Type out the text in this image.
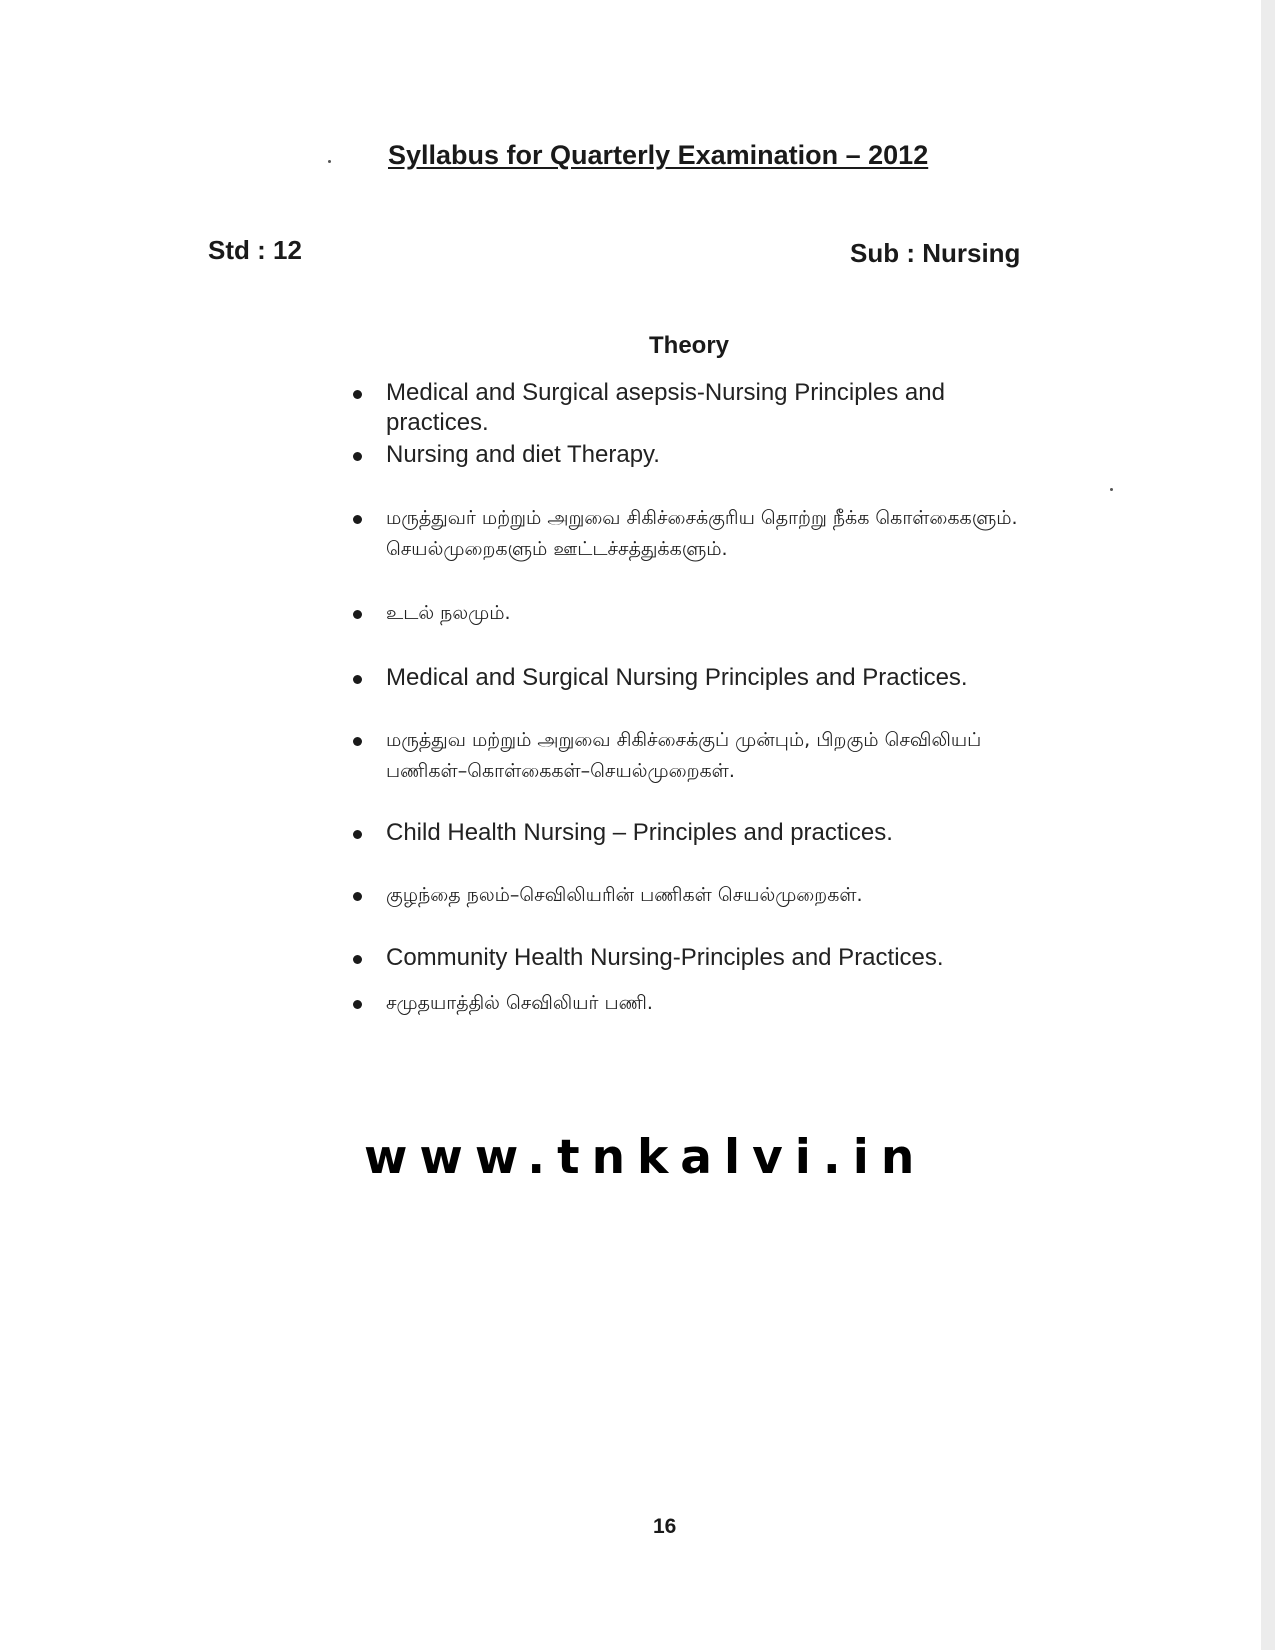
Syllabus for Quarterly Examination – 2012
Std : 12	Sub : Nursing
Theory
Medical and Surgical asepsis-Nursing Principles and practices.
Nursing and diet Therapy.
மருத்துவர் மற்றும் அறுவை சிகிச்சைக்குரிய தொற்று நீக்க கொள்கைகளும். செயல்முறைகளும் ஊட்டச்சத்துக்களும்.
உடல் நலமும்.
Medical and Surgical Nursing Principles and Practices.
மருத்துவ மற்றும் அறுவை சிகிச்சைக்குப் முன்பும், பிறகும் செவிலியப் பணிகள்–கொள்கைகள்–செயல்முறைகள்.
Child Health Nursing – Principles and practices.
குழந்தை நலம்–செவிலியரின் பணிகள் செயல்முறைகள்.
Community Health Nursing-Principles and Practices.
சமுதயாத்தில் செவிலியர் பணி.
www.tnkalvi.in
16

■ STATED PROBLEM: Work out how many lines of the data above hold the word "Principles", and write only the count.

■ SOLUTION FOR THIS TASK: 4